=== INFORMATION PROVIDED ===
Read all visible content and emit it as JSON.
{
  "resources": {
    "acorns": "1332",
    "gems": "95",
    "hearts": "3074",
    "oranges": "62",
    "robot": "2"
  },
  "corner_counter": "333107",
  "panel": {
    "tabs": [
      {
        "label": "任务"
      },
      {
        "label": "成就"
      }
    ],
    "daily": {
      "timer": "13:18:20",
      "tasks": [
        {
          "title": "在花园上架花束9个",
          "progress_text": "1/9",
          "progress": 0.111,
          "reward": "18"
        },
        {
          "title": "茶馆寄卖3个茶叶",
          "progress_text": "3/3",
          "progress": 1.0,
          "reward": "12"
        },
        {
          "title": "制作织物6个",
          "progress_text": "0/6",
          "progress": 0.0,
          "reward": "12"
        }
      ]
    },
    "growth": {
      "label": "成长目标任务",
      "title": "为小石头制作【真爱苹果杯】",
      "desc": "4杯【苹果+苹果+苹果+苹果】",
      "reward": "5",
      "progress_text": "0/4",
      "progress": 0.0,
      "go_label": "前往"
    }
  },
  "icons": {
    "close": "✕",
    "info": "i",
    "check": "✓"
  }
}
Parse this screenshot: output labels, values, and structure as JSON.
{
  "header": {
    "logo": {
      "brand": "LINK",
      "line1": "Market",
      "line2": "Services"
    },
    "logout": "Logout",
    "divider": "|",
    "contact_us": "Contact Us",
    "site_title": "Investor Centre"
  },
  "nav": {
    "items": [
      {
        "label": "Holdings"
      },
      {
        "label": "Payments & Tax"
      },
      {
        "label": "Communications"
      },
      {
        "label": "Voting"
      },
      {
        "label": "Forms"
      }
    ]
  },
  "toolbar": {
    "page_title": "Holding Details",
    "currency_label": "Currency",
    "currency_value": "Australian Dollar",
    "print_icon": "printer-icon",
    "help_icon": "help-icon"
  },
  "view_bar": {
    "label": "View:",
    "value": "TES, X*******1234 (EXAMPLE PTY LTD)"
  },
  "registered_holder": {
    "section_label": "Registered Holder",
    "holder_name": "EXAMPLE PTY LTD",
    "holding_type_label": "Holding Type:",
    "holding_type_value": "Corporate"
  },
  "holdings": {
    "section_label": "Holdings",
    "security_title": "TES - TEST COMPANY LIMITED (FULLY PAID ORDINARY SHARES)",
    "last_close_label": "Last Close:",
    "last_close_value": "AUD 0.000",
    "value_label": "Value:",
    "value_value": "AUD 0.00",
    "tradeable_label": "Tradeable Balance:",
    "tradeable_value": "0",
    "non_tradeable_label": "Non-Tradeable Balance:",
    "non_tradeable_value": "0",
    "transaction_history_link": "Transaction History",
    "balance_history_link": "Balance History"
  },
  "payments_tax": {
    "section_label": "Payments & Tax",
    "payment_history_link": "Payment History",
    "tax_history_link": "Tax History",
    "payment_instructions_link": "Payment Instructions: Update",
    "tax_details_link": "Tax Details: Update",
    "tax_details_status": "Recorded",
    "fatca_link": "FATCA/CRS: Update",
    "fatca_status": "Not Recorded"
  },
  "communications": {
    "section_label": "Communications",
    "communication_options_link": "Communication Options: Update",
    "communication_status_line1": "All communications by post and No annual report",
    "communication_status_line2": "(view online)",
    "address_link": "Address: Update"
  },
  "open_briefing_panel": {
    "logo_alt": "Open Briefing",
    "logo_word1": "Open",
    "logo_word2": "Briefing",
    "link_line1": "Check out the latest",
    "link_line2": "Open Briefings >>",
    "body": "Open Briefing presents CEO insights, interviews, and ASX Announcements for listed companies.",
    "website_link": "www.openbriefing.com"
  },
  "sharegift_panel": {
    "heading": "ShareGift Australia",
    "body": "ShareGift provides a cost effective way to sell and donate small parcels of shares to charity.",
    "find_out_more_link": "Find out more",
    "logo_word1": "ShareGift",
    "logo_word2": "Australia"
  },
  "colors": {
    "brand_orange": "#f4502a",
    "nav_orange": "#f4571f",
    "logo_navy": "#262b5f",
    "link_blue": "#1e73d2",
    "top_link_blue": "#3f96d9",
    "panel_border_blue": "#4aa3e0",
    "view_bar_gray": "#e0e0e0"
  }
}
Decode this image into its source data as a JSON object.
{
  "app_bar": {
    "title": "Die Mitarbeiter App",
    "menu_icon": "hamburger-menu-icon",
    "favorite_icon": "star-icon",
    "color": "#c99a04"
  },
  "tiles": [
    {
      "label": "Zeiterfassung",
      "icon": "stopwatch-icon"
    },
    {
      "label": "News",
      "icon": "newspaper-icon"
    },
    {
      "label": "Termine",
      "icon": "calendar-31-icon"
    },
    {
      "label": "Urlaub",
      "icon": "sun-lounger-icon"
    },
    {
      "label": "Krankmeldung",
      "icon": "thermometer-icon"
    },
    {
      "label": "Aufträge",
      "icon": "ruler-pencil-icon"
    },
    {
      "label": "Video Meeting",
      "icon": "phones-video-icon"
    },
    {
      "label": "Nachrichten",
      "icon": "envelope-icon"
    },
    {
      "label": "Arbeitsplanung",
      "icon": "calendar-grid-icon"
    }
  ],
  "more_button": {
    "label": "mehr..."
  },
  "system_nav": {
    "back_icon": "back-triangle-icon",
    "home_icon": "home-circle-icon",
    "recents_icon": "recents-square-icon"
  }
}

=== REQUEST ===
Say how many lines contain the string "EXAMPLE", giving nothing but the count.

=== FULL OUTPUT ===
2